**WRITTEN INSTRUCTION**: All of the entries must be reproduced exactly, with no images carried over.

Collection entries:

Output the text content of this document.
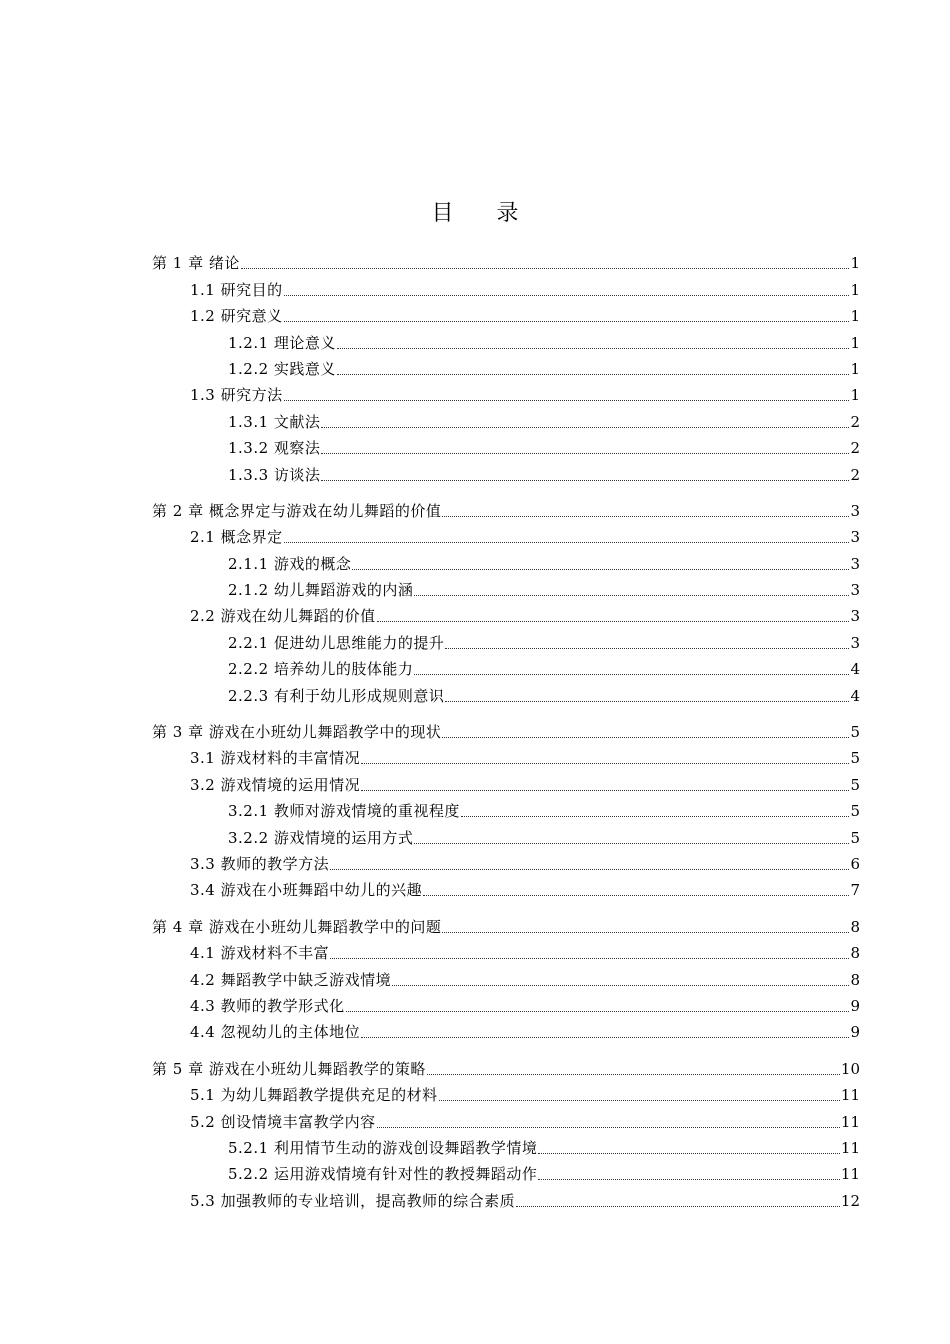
目 录
第 1 章 绪论	1
1.1 研究目的	1
1.2 研究意义	1
1.2.1 理论意义	1
1.2.2 实践意义	1
1.3 研究方法	1
1.3.1 文献法	2
1.3.2 观察法	2
1.3.3 访谈法	2
第 2 章 概念界定与游戏在幼儿舞蹈的价值	3
2.1 概念界定	3
2.1.1 游戏的概念	3
2.1.2 幼儿舞蹈游戏的内涵	3
2.2 游戏在幼儿舞蹈的价值	3
2.2.1 促进幼儿思维能力的提升	3
2.2.2 培养幼儿的肢体能力	4
2.2.3 有利于幼儿形成规则意识	4
第 3 章 游戏在小班幼儿舞蹈教学中的现状	5
3.1 游戏材料的丰富情况	5
3.2 游戏情境的运用情况	5
3.2.1 教师对游戏情境的重视程度	5
3.2.2 游戏情境的运用方式	5
3.3 教师的教学方法	6
3.4 游戏在小班舞蹈中幼儿的兴趣	7
第 4 章 游戏在小班幼儿舞蹈教学中的问题	8
4.1 游戏材料不丰富	8
4.2 舞蹈教学中缺乏游戏情境	8
4.3 教师的教学形式化	9
4.4 忽视幼儿的主体地位	9
第 5 章 游戏在小班幼儿舞蹈教学的策略	10
5.1 为幼儿舞蹈教学提供充足的材料	11
5.2 创设情境丰富教学内容	11
5.2.1 利用情节生动的游戏创设舞蹈教学情境	11
5.2.2 运用游戏情境有针对性的教授舞蹈动作	11
5.3 加强教师的专业培训，提高教师的综合素质	12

**THE RESULT**:
Output the text content of this document.
目 录
第 1 章 绪论	1
1.1 研究目的	1
1.2 研究意义	1
1.2.1 理论意义	1
1.2.2 实践意义	1
1.3 研究方法	1
1.3.1 文献法	2
1.3.2 观察法	2
1.3.3 访谈法	2
第 2 章 概念界定与游戏在幼儿舞蹈的价值	3
2.1 概念界定	3
2.1.1 游戏的概念	3
2.1.2 幼儿舞蹈游戏的内涵	3
2.2 游戏在幼儿舞蹈的价值	3
2.2.1 促进幼儿思维能力的提升	3
2.2.2 培养幼儿的肢体能力	4
2.2.3 有利于幼儿形成规则意识	4
第 3 章 游戏在小班幼儿舞蹈教学中的现状	5
3.1 游戏材料的丰富情况	5
3.2 游戏情境的运用情况	5
3.2.1 教师对游戏情境的重视程度	5
3.2.2 游戏情境的运用方式	5
3.3 教师的教学方法	6
3.4 游戏在小班舞蹈中幼儿的兴趣	7
第 4 章 游戏在小班幼儿舞蹈教学中的问题	8
4.1 游戏材料不丰富	8
4.2 舞蹈教学中缺乏游戏情境	8
4.3 教师的教学形式化	9
4.4 忽视幼儿的主体地位	9
第 5 章 游戏在小班幼儿舞蹈教学的策略	10
5.1 为幼儿舞蹈教学提供充足的材料	11
5.2 创设情境丰富教学内容	11
5.2.1 利用情节生动的游戏创设舞蹈教学情境	11
5.2.2 运用游戏情境有针对性的教授舞蹈动作	11
5.3 加强教师的专业培训，提高教师的综合素质	12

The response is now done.